— start of Material for this task —

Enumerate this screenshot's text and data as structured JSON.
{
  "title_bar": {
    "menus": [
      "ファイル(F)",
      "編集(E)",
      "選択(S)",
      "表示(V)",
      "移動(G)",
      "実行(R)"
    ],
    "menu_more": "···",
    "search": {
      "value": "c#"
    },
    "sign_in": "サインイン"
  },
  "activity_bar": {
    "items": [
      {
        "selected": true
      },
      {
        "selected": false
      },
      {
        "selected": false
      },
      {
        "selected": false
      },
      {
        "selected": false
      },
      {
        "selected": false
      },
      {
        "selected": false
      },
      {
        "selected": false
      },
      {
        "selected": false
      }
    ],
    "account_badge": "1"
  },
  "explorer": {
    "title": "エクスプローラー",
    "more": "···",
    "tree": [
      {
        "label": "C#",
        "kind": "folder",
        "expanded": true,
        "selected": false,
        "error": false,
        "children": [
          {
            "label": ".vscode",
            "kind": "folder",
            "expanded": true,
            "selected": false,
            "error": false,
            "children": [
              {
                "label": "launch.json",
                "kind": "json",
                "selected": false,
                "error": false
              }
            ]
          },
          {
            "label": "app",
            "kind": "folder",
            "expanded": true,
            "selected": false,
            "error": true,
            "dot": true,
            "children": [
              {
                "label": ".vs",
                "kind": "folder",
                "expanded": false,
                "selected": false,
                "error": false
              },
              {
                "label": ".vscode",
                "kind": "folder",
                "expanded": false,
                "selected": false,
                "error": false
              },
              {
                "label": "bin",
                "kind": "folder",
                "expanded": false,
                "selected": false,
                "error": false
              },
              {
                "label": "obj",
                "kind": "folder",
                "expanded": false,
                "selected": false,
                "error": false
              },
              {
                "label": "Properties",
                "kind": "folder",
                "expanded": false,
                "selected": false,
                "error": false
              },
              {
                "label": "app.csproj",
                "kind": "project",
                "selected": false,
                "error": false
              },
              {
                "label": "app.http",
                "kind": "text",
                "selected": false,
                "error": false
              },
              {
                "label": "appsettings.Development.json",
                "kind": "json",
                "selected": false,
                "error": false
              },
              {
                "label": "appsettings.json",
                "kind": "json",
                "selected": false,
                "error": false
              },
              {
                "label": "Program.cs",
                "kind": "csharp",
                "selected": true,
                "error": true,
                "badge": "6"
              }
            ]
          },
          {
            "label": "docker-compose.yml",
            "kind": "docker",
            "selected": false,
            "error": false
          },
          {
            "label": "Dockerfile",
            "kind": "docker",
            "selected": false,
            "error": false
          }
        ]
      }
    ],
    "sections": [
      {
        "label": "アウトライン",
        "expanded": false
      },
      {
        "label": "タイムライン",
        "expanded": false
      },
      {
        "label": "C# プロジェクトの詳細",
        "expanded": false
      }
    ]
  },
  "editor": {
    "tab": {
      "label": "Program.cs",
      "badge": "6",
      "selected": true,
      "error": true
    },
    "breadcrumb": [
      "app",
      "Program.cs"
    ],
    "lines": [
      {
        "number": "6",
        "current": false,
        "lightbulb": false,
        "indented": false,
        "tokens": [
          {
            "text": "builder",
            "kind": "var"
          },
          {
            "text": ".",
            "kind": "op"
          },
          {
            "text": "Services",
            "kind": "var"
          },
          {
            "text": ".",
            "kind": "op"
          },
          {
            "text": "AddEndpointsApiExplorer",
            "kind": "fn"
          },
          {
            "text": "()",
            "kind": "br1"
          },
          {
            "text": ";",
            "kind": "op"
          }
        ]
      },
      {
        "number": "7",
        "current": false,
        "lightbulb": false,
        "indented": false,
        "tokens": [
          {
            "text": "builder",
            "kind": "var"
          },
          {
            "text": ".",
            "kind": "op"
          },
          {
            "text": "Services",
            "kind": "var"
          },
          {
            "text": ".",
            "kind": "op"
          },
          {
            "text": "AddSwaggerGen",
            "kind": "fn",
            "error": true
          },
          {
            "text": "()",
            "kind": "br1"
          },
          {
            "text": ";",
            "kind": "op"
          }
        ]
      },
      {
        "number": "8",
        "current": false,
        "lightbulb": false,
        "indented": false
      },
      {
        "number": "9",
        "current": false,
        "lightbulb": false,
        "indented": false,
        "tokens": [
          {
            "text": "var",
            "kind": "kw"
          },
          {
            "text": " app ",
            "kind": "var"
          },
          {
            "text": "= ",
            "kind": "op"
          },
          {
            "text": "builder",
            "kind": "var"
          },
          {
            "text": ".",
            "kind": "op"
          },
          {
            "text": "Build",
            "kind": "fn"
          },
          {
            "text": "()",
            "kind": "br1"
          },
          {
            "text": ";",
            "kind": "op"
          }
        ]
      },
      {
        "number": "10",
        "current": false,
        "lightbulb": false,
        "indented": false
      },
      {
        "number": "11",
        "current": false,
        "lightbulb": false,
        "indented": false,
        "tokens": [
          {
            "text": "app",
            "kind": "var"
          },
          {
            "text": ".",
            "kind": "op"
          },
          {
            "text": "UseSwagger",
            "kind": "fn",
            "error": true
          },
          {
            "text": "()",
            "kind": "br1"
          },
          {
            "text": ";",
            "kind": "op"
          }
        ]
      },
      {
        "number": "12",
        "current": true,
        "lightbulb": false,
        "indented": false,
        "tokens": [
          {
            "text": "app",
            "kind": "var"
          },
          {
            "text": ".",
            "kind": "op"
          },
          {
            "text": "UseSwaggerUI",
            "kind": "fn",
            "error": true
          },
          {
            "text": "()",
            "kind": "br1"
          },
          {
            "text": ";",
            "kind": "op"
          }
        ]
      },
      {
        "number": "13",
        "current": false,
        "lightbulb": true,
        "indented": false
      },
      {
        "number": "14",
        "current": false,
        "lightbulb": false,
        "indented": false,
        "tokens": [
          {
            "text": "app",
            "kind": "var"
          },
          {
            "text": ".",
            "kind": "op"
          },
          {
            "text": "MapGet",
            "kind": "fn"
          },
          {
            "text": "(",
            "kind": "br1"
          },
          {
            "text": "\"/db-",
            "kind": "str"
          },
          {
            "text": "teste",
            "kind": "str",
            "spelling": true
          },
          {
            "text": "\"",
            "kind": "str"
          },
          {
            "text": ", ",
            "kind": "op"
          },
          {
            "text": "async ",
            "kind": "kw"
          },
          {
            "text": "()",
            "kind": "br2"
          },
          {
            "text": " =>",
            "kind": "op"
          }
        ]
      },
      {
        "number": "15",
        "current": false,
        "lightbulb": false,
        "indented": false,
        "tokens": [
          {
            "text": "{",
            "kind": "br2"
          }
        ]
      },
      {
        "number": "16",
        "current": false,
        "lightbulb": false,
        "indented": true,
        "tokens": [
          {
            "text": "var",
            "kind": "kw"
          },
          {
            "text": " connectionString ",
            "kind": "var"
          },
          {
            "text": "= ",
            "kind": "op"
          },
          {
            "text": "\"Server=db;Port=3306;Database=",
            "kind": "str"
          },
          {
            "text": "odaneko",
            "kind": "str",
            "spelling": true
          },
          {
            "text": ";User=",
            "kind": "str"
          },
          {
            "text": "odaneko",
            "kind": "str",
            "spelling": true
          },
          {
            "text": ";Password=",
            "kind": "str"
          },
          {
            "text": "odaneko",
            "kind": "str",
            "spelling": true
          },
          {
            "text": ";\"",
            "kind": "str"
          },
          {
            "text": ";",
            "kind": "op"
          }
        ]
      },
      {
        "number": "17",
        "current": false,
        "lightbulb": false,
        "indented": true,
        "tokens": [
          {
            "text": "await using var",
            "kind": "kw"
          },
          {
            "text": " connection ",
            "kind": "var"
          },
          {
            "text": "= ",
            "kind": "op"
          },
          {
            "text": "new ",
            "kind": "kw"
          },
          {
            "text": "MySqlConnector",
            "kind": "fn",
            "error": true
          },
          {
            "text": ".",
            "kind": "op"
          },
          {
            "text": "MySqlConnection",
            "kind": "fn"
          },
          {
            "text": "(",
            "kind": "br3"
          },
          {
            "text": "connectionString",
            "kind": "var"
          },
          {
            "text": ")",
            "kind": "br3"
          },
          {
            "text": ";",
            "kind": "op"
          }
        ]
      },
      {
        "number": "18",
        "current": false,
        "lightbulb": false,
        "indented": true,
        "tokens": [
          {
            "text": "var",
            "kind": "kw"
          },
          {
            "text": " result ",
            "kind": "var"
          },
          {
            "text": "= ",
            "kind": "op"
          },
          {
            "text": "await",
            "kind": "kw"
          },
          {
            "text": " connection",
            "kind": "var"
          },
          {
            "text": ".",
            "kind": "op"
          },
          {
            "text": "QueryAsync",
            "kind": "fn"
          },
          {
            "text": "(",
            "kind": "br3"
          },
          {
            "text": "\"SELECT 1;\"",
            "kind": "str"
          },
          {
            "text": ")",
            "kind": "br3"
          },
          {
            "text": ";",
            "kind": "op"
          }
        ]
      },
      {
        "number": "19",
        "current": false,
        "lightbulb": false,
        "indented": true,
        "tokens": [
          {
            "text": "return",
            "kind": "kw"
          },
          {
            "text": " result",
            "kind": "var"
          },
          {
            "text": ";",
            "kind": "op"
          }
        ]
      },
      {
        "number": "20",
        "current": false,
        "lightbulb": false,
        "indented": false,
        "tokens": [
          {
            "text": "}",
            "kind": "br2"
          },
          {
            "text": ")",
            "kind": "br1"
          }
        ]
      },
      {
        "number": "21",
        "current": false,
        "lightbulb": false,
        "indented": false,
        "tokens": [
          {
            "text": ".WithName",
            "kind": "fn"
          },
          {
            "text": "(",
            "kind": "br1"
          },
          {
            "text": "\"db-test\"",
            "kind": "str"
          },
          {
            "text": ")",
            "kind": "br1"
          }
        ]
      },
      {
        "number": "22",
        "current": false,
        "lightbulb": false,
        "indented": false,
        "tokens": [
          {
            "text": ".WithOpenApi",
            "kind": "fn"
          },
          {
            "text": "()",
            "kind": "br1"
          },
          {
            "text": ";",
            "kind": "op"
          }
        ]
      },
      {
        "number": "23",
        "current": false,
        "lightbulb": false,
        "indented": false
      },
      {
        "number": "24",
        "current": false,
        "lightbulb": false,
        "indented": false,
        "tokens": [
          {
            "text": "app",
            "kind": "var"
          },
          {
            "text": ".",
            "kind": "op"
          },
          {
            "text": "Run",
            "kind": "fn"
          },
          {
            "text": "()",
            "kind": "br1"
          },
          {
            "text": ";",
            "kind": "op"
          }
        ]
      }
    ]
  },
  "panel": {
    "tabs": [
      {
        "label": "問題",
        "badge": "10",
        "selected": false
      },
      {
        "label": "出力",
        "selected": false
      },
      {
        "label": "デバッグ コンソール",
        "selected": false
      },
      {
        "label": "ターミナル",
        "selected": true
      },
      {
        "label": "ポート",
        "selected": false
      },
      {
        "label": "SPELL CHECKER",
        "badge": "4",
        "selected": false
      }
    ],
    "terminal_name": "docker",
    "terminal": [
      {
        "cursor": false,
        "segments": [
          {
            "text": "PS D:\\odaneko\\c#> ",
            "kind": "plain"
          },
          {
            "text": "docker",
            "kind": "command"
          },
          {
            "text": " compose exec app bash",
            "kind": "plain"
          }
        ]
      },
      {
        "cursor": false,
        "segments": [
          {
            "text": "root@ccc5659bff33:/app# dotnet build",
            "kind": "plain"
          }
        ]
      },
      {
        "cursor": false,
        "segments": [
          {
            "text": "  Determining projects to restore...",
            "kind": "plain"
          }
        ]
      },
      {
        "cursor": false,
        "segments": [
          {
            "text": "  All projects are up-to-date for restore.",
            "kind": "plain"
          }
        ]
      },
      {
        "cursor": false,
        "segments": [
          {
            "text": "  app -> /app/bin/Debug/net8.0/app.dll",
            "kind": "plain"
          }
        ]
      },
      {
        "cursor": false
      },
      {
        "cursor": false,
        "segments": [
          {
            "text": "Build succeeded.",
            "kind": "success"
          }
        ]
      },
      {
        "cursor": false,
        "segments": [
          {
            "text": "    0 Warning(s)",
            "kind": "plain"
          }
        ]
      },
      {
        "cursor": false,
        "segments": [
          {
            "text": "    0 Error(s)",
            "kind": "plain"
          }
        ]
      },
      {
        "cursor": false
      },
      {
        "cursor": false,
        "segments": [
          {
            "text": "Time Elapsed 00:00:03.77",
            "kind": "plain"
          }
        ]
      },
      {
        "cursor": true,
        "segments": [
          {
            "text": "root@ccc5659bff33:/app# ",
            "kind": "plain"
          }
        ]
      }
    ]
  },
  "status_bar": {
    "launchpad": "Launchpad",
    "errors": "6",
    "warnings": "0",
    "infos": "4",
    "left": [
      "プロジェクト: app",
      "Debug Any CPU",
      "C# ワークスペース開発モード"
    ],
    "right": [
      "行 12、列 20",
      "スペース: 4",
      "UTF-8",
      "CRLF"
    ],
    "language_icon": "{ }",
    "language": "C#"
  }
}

— end of Material for this task —

- [Required work] Look for lines containing the string "projects" and copy them all.

- [Written response]
            "text": "  Determining projects to restore...",
            "text": "  All projects are up-to-date for restore.",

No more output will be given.